- [Aim of the exercise]:
Copy all the material below, exactly as it stands.

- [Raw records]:
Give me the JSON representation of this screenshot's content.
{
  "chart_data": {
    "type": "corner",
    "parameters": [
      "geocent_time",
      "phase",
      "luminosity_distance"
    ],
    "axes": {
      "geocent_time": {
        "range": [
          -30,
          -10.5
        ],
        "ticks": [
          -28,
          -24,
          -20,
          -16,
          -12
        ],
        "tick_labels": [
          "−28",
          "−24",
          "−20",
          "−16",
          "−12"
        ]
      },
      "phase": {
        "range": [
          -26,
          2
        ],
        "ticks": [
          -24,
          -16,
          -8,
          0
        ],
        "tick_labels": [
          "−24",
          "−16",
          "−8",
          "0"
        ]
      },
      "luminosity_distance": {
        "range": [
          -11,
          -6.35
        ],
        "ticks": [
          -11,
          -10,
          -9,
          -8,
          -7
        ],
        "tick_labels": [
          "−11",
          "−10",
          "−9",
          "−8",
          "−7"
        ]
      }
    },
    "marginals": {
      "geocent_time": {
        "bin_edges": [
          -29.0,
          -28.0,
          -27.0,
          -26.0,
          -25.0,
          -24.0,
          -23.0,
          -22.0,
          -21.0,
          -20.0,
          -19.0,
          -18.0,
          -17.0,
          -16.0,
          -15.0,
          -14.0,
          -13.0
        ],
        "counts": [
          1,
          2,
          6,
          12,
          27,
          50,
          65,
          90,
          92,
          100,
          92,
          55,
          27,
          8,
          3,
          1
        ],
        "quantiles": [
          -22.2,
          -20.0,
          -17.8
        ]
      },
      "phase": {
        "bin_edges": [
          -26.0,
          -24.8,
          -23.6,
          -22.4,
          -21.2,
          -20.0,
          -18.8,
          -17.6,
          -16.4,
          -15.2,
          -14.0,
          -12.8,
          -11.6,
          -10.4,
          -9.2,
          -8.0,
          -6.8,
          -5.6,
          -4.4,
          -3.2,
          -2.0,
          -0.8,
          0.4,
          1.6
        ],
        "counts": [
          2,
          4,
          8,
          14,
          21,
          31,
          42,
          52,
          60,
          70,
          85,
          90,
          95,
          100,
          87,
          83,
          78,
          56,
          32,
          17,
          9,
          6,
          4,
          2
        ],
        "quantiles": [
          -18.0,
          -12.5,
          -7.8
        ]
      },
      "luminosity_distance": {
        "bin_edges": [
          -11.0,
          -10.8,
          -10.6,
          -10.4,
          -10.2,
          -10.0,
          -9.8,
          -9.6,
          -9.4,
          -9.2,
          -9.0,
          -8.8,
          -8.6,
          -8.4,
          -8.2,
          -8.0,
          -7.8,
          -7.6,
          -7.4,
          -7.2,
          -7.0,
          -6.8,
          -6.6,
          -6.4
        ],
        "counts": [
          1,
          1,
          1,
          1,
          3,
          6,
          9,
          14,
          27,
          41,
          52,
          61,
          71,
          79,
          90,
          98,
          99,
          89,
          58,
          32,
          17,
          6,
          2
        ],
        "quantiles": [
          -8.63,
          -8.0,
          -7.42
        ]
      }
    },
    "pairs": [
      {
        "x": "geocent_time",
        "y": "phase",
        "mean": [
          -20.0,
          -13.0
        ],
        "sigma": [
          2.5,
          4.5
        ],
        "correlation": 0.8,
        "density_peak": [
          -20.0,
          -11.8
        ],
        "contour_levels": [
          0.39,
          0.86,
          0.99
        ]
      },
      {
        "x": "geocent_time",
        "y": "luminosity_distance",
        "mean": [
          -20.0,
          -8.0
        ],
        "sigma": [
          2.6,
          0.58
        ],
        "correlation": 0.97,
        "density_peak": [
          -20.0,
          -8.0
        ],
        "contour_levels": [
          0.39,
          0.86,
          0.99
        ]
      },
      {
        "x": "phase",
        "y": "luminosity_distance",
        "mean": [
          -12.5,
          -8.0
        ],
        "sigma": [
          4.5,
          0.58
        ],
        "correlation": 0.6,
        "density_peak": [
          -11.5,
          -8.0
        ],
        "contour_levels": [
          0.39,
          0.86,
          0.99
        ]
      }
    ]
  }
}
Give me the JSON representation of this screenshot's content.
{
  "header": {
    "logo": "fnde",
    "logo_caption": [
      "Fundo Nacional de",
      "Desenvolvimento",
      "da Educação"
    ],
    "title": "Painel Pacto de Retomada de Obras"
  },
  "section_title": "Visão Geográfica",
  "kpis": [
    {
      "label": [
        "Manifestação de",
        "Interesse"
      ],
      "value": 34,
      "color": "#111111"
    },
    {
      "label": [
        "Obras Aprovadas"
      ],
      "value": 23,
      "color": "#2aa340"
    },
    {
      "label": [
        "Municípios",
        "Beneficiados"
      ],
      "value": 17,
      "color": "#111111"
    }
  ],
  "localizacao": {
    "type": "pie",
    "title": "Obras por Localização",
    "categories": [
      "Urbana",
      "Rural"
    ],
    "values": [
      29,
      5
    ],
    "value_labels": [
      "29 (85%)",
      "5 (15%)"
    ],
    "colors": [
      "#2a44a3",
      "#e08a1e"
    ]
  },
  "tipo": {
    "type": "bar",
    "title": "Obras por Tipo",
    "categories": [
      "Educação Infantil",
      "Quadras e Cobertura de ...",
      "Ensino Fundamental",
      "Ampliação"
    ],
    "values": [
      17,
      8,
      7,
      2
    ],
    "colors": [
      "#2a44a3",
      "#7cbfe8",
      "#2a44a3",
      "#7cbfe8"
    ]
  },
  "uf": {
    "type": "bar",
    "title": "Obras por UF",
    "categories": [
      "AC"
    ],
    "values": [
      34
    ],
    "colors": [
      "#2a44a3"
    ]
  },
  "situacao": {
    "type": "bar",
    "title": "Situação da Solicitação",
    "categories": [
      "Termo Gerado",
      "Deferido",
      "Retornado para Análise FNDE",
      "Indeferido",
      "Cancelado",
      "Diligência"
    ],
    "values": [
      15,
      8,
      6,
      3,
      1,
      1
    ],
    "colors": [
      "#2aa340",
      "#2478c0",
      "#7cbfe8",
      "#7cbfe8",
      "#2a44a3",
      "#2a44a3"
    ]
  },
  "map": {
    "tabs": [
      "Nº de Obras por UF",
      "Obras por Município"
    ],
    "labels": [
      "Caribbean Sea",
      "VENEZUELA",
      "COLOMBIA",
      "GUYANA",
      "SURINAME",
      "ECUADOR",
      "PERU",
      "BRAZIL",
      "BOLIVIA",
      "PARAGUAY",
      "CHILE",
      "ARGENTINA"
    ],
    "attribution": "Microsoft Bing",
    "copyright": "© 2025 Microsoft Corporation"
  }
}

- [Solution for this exercise]:
Give me the JSON representation of this screenshot's content.
{
  "chart_data": {
    "type": "corner",
    "parameters": [
      "geocent_time",
      "phase",
      "luminosity_distance"
    ],
    "axes": {
      "geocent_time": {
        "range": [
          -30,
          -10.5
        ],
        "ticks": [
          -28,
          -24,
          -20,
          -16,
          -12
        ],
        "tick_labels": [
          "−28",
          "−24",
          "−20",
          "−16",
          "−12"
        ]
      },
      "phase": {
        "range": [
          -26,
          2
        ],
        "ticks": [
          -24,
          -16,
          -8,
          0
        ],
        "tick_labels": [
          "−24",
          "−16",
          "−8",
          "0"
        ]
      },
      "luminosity_distance": {
        "range": [
          -11,
          -6.35
        ],
        "ticks": [
          -11,
          -10,
          -9,
          -8,
          -7
        ],
        "tick_labels": [
          "−11",
          "−10",
          "−9",
          "−8",
          "−7"
        ]
      }
    },
    "marginals": {
      "geocent_time": {
        "bin_edges": [
          -29.0,
          -28.0,
          -27.0,
          -26.0,
          -25.0,
          -24.0,
          -23.0,
          -22.0,
          -21.0,
          -20.0,
          -19.0,
          -18.0,
          -17.0,
          -16.0,
          -15.0,
          -14.0,
          -13.0
        ],
        "counts": [
          1,
          2,
          6,
          12,
          27,
          50,
          65,
          90,
          92,
          100,
          92,
          55,
          27,
          8,
          3,
          1
        ],
        "quantiles": [
          -22.2,
          -20.0,
          -17.8
        ]
      },
      "phase": {
        "bin_edges": [
          -26.0,
          -24.8,
          -23.6,
          -22.4,
          -21.2,
          -20.0,
          -18.8,
          -17.6,
          -16.4,
          -15.2,
          -14.0,
          -12.8,
          -11.6,
          -10.4,
          -9.2,
          -8.0,
          -6.8,
          -5.6,
          -4.4,
          -3.2,
          -2.0,
          -0.8,
          0.4,
          1.6
        ],
        "counts": [
          2,
          4,
          8,
          14,
          21,
          31,
          42,
          52,
          60,
          70,
          85,
          90,
          95,
          100,
          87,
          83,
          78,
          56,
          32,
          17,
          9,
          6,
          4,
          2
        ],
        "quantiles": [
          -18.0,
          -12.5,
          -7.8
        ]
      },
      "luminosity_distance": {
        "bin_edges": [
          -11.0,
          -10.8,
          -10.6,
          -10.4,
          -10.2,
          -10.0,
          -9.8,
          -9.6,
          -9.4,
          -9.2,
          -9.0,
          -8.8,
          -8.6,
          -8.4,
          -8.2,
          -8.0,
          -7.8,
          -7.6,
          -7.4,
          -7.2,
          -7.0,
          -6.8,
          -6.6,
          -6.4
        ],
        "counts": [
          1,
          1,
          1,
          1,
          3,
          6,
          9,
          14,
          27,
          41,
          52,
          61,
          71,
          79,
          90,
          98,
          99,
          89,
          58,
          32,
          17,
          6,
          2
        ],
        "quantiles": [
          -8.63,
          -8.0,
          -7.42
        ]
      }
    },
    "pairs": [
      {
        "x": "geocent_time",
        "y": "phase",
        "mean": [
          -20.0,
          -13.0
        ],
        "sigma": [
          2.5,
          4.5
        ],
        "correlation": 0.8,
        "density_peak": [
          -20.0,
          -11.8
        ],
        "contour_levels": [
          0.39,
          0.86,
          0.99
        ]
      },
      {
        "x": "geocent_time",
        "y": "luminosity_distance",
        "mean": [
          -20.0,
          -8.0
        ],
        "sigma": [
          2.6,
          0.58
        ],
        "correlation": 0.97,
        "density_peak": [
          -20.0,
          -8.0
        ],
        "contour_levels": [
          0.39,
          0.86,
          0.99
        ]
      },
      {
        "x": "phase",
        "y": "luminosity_distance",
        "mean": [
          -12.5,
          -8.0
        ],
        "sigma": [
          4.5,
          0.58
        ],
        "correlation": 0.6,
        "density_peak": [
          -11.5,
          -8.0
        ],
        "contour_levels": [
          0.39,
          0.86,
          0.99
        ]
      }
    ]
  }
}
Give me the JSON representation of this screenshot's content.
{
  "header": {
    "logo": "fnde",
    "logo_caption": [
      "Fundo Nacional de",
      "Desenvolvimento",
      "da Educação"
    ],
    "title": "Painel Pacto de Retomada de Obras"
  },
  "section_title": "Visão Geográfica",
  "kpis": [
    {
      "label": [
        "Manifestação de",
        "Interesse"
      ],
      "value": 34,
      "color": "#111111"
    },
    {
      "label": [
        "Obras Aprovadas"
      ],
      "value": 23,
      "color": "#2aa340"
    },
    {
      "label": [
        "Municípios",
        "Beneficiados"
      ],
      "value": 17,
      "color": "#111111"
    }
  ],
  "localizacao": {
    "type": "pie",
    "title": "Obras por Localização",
    "categories": [
      "Urbana",
      "Rural"
    ],
    "values": [
      29,
      5
    ],
    "value_labels": [
      "29 (85%)",
      "5 (15%)"
    ],
    "colors": [
      "#2a44a3",
      "#e08a1e"
    ]
  },
  "tipo": {
    "type": "bar",
    "title": "Obras por Tipo",
    "categories": [
      "Educação Infantil",
      "Quadras e Cobertura de ...",
      "Ensino Fundamental",
      "Ampliação"
    ],
    "values": [
      17,
      8,
      7,
      2
    ],
    "colors": [
      "#2a44a3",
      "#7cbfe8",
      "#2a44a3",
      "#7cbfe8"
    ]
  },
  "uf": {
    "type": "bar",
    "title": "Obras por UF",
    "categories": [
      "AC"
    ],
    "values": [
      34
    ],
    "colors": [
      "#2a44a3"
    ]
  },
  "situacao": {
    "type": "bar",
    "title": "Situação da Solicitação",
    "categories": [
      "Termo Gerado",
      "Deferido",
      "Retornado para Análise FNDE",
      "Indeferido",
      "Cancelado",
      "Diligência"
    ],
    "values": [
      15,
      8,
      6,
      3,
      1,
      1
    ],
    "colors": [
      "#2aa340",
      "#2478c0",
      "#7cbfe8",
      "#7cbfe8",
      "#2a44a3",
      "#2a44a3"
    ]
  },
  "map": {
    "tabs": [
      "Nº de Obras por UF",
      "Obras por Município"
    ],
    "labels": [
      "Caribbean Sea",
      "VENEZUELA",
      "COLOMBIA",
      "GUYANA",
      "SURINAME",
      "ECUADOR",
      "PERU",
      "BRAZIL",
      "BOLIVIA",
      "PARAGUAY",
      "CHILE",
      "ARGENTINA"
    ],
    "attribution": "Microsoft Bing",
    "copyright": "© 2025 Microsoft Corporation"
  }
}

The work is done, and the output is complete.